DIRECTIONS FOR THIS TASK
Scan the entries below. List each line with "JSON".

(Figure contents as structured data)
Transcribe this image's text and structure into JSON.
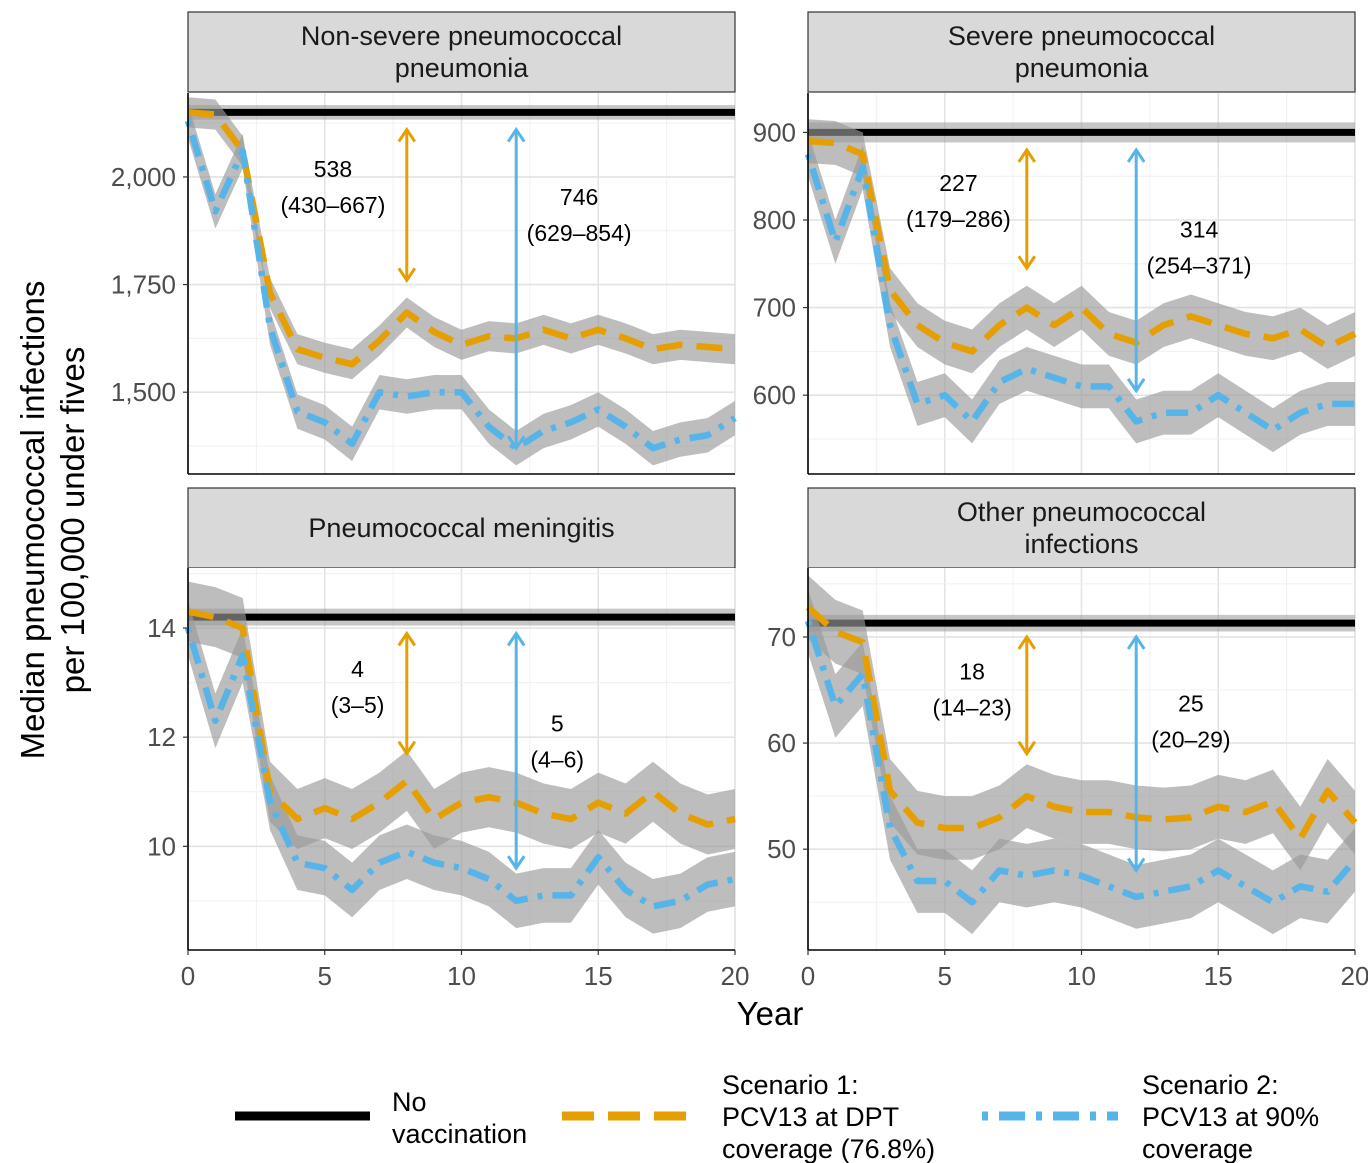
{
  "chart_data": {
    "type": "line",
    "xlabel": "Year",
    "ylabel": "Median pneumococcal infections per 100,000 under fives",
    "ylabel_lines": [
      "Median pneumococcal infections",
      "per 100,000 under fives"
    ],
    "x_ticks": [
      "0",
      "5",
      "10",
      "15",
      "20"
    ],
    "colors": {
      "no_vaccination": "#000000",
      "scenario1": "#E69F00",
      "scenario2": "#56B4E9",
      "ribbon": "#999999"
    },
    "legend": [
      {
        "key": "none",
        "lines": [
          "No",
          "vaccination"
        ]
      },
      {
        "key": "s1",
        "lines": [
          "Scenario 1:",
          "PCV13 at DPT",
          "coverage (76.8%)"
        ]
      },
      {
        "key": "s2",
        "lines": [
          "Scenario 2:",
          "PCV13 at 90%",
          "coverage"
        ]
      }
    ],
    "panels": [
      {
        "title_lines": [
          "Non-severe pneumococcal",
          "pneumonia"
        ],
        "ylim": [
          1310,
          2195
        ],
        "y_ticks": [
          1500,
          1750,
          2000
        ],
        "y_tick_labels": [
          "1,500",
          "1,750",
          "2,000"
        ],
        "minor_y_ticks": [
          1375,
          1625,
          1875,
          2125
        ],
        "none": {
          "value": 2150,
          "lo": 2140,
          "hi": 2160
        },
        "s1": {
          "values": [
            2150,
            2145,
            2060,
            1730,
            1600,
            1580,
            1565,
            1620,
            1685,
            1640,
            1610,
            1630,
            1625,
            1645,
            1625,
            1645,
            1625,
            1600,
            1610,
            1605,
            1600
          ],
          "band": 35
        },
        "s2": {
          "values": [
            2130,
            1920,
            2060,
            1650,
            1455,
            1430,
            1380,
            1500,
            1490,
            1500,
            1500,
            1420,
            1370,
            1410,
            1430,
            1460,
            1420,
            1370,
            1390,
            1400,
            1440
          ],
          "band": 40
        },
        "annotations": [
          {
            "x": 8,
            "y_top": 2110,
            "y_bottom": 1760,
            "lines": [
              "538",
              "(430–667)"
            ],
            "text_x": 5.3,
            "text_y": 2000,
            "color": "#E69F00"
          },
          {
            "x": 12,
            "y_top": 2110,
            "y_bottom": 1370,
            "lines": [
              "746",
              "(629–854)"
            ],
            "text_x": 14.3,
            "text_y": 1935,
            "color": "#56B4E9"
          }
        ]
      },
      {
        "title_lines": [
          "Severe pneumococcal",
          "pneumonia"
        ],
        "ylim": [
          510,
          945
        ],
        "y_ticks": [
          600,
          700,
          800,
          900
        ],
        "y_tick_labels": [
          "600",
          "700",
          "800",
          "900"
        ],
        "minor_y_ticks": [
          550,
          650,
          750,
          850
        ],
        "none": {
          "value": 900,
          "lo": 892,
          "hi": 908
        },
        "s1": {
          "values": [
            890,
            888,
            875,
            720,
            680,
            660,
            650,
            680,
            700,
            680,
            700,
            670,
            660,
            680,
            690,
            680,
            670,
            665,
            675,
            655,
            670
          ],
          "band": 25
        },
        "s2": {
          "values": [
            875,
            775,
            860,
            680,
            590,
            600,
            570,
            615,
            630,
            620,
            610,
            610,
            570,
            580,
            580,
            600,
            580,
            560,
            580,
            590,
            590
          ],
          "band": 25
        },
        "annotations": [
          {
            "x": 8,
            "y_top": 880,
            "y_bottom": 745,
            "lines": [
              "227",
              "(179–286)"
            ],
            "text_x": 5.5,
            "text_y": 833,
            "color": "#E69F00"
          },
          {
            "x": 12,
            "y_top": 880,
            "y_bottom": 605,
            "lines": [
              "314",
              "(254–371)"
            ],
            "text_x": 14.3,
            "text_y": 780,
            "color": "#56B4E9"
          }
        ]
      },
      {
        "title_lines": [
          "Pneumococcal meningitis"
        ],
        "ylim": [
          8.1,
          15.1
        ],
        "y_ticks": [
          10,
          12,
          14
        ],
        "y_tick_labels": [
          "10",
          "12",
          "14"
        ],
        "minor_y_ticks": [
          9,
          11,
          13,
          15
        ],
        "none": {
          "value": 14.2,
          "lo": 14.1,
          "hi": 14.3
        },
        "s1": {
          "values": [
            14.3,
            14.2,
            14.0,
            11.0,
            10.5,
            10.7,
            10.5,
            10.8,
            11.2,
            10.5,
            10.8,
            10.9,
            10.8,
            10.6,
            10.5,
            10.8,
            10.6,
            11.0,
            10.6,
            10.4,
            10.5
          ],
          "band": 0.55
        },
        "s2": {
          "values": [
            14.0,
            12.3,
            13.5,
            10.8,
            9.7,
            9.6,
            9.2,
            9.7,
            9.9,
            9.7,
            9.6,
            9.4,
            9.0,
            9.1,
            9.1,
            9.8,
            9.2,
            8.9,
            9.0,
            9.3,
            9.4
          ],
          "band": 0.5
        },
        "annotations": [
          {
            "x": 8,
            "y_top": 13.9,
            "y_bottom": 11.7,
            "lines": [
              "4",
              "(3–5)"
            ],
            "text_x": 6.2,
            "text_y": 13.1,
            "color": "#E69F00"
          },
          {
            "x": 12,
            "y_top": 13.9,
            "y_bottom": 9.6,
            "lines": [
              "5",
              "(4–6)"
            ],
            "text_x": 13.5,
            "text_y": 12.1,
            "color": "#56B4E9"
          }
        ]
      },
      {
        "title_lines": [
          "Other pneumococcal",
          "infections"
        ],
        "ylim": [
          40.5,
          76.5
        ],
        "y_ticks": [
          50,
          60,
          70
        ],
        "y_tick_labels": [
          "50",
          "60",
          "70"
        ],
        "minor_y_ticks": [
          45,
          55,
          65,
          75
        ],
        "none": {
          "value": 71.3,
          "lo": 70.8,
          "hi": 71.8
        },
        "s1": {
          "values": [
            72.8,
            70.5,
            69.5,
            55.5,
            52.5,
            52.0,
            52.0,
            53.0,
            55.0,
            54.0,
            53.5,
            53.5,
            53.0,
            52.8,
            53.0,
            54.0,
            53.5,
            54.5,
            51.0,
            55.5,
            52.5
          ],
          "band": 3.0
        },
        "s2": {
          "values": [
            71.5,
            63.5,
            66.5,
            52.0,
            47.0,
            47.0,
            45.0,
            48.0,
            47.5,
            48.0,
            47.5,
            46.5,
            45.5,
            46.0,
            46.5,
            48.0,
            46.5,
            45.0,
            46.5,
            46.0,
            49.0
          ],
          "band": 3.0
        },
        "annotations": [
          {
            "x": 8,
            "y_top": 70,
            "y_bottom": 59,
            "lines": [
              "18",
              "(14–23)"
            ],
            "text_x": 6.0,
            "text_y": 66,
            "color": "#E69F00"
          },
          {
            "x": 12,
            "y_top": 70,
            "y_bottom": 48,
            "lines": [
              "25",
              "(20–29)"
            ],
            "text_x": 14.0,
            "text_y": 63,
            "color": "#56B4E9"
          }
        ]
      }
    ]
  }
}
---
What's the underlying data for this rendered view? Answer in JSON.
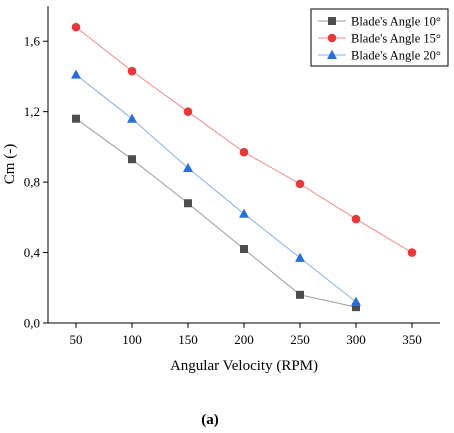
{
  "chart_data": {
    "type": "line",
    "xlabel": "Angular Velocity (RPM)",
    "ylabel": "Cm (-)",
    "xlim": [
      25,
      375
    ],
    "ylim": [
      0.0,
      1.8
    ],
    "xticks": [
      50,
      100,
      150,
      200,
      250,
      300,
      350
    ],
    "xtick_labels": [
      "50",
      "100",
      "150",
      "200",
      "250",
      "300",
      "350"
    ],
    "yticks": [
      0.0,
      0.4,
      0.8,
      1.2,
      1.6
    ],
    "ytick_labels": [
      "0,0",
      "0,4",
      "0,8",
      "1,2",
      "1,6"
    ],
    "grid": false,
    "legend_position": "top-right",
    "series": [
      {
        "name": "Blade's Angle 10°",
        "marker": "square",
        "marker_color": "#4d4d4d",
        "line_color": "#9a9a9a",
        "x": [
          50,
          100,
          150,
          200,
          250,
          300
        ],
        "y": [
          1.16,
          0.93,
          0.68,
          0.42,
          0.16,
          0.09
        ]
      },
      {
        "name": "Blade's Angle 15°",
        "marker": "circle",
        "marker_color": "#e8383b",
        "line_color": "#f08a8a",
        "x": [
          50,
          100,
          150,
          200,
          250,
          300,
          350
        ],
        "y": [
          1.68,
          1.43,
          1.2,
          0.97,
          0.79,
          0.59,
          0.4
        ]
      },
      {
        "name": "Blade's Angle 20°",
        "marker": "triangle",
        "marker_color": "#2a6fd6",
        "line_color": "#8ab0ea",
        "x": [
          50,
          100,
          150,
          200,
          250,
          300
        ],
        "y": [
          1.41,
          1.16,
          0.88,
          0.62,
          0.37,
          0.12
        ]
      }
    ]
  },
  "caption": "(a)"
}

EXERCISE RESULT
Transcribe this image's text and structure into JSON.
What's the underlying data for this rendered view? Answer in JSON.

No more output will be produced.